LISTED ENTRIES =>

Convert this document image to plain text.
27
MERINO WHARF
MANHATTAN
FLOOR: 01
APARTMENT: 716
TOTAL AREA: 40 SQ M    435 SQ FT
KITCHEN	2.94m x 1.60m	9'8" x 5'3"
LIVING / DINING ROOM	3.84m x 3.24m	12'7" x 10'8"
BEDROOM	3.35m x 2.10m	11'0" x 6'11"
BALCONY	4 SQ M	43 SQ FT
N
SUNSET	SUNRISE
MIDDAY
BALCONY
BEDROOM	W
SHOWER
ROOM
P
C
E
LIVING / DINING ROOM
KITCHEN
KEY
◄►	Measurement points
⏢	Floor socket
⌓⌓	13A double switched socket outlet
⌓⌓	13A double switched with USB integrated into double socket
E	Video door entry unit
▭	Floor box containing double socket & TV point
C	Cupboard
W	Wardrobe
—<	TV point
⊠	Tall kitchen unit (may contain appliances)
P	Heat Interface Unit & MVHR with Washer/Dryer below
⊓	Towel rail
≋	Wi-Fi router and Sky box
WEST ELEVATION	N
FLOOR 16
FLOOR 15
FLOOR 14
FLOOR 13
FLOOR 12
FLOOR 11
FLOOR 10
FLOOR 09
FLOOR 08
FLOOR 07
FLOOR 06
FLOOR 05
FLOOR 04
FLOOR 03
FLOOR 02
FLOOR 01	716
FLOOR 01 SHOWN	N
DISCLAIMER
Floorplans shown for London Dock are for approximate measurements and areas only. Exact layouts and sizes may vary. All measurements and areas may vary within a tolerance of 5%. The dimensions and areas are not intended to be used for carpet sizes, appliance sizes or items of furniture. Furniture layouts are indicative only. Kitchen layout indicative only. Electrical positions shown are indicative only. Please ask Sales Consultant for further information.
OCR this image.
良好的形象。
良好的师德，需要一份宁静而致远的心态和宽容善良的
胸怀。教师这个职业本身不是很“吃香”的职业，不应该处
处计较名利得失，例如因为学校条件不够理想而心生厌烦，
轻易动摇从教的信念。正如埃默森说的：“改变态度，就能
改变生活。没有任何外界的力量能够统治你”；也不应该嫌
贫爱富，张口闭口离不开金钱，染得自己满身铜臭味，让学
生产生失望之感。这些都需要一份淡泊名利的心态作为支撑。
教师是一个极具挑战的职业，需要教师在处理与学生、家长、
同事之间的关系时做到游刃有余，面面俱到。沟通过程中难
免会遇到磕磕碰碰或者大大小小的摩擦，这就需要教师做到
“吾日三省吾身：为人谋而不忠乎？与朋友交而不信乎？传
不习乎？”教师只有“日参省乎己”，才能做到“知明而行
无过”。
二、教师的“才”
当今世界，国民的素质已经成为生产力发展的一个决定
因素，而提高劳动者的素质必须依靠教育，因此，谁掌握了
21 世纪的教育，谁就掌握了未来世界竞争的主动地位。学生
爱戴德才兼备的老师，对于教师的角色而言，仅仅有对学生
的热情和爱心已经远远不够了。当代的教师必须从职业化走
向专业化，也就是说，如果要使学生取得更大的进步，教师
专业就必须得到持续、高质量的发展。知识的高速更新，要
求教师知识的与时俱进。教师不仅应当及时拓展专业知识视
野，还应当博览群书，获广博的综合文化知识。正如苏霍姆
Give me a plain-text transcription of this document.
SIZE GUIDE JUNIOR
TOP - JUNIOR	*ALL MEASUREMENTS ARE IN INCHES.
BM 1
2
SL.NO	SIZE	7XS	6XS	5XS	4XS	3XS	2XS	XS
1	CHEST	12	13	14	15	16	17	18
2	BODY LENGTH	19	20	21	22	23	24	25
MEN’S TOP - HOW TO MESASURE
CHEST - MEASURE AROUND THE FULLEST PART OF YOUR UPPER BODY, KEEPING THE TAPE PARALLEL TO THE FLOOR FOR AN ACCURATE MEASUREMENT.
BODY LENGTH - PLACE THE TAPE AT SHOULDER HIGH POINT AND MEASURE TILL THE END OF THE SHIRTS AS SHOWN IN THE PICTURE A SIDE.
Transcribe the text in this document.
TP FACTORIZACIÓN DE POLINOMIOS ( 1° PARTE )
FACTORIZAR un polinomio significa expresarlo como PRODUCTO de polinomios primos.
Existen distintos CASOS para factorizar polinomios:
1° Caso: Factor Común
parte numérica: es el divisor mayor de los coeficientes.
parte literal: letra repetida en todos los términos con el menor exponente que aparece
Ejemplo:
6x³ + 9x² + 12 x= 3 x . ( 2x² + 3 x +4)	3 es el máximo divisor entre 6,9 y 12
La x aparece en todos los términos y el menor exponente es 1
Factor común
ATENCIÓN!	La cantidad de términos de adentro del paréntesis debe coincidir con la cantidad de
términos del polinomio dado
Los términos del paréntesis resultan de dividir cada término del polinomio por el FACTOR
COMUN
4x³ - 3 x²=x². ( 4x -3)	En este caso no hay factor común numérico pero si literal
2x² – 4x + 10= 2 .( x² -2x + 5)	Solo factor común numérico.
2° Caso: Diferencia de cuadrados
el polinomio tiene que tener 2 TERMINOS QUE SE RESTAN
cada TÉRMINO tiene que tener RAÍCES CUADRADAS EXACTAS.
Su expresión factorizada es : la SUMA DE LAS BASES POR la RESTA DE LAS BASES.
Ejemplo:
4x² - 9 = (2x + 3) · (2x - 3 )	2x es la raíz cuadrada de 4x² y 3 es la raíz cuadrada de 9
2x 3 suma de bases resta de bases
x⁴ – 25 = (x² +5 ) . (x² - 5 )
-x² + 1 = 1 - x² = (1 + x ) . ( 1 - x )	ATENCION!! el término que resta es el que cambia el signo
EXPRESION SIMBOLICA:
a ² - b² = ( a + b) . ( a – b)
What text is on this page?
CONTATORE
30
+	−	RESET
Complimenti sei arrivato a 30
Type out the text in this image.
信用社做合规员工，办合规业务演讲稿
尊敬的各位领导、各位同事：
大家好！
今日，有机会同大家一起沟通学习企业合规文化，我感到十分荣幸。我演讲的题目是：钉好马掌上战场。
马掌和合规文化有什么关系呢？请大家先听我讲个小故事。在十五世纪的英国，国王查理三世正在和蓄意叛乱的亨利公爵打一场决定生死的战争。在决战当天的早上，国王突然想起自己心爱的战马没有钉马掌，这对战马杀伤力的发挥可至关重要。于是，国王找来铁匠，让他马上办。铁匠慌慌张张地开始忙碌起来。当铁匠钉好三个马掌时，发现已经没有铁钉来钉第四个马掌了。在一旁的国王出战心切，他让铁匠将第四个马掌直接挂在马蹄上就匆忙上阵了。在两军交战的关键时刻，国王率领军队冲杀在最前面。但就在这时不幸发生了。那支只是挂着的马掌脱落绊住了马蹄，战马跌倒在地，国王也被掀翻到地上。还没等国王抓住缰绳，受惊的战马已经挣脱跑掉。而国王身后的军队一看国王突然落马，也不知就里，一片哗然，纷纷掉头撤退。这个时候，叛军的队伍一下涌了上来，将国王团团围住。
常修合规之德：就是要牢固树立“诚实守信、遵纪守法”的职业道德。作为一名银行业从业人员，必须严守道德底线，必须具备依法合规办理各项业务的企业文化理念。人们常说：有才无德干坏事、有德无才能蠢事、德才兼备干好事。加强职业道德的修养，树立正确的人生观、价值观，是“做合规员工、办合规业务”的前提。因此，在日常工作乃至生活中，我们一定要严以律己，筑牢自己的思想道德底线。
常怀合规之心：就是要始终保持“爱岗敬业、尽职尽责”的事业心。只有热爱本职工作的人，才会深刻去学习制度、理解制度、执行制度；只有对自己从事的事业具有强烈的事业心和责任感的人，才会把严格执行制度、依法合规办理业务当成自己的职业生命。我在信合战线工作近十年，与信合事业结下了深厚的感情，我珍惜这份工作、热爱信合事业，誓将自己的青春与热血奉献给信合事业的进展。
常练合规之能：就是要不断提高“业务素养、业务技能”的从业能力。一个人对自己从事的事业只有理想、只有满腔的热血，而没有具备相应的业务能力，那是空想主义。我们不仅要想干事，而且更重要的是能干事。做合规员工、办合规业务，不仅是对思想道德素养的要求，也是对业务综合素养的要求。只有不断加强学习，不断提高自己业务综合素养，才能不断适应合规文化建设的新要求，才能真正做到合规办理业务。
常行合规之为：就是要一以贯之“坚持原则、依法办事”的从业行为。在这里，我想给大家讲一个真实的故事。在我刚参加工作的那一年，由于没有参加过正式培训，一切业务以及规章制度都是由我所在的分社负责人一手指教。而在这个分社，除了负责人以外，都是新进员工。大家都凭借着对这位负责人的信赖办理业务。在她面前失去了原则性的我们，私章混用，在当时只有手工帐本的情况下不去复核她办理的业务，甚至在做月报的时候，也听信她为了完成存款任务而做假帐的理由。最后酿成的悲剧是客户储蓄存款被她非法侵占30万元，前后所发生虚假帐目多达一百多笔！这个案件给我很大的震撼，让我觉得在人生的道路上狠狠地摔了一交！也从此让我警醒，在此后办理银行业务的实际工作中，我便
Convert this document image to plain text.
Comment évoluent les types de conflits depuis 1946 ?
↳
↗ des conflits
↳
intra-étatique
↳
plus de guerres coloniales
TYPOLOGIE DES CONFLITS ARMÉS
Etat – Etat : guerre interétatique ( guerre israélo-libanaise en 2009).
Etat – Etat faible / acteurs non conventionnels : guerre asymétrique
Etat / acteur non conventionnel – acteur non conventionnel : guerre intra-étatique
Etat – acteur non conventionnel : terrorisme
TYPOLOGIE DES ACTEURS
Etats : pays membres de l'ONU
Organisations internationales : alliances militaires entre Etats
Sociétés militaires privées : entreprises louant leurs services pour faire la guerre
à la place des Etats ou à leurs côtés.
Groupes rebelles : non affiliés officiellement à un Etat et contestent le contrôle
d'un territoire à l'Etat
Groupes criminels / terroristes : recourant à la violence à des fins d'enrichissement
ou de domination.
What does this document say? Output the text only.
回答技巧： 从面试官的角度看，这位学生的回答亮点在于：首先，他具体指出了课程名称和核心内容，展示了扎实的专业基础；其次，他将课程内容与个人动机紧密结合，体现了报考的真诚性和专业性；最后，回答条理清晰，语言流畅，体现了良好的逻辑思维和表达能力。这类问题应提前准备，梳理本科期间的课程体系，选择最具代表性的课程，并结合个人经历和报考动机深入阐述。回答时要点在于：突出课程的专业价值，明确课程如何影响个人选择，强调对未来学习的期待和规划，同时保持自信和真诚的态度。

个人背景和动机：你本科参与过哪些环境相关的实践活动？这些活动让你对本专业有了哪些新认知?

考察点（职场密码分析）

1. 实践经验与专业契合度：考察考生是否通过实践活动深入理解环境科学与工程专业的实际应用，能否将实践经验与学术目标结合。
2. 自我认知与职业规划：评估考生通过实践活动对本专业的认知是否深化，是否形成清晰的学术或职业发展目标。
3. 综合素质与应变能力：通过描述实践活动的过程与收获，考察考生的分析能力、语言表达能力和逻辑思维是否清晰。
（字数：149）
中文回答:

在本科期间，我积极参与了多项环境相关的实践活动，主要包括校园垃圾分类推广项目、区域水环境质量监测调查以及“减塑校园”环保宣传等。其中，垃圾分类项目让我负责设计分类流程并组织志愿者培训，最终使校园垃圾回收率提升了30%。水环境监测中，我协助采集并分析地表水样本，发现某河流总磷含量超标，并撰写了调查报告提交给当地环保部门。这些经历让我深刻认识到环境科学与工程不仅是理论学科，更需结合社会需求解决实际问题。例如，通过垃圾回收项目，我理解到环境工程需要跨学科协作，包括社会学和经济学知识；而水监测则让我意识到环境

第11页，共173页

AIM =>
Looking at the listing above, count the lines that contain "socket" and give nothing but the number.

EXERCISE OUTPUT =>
4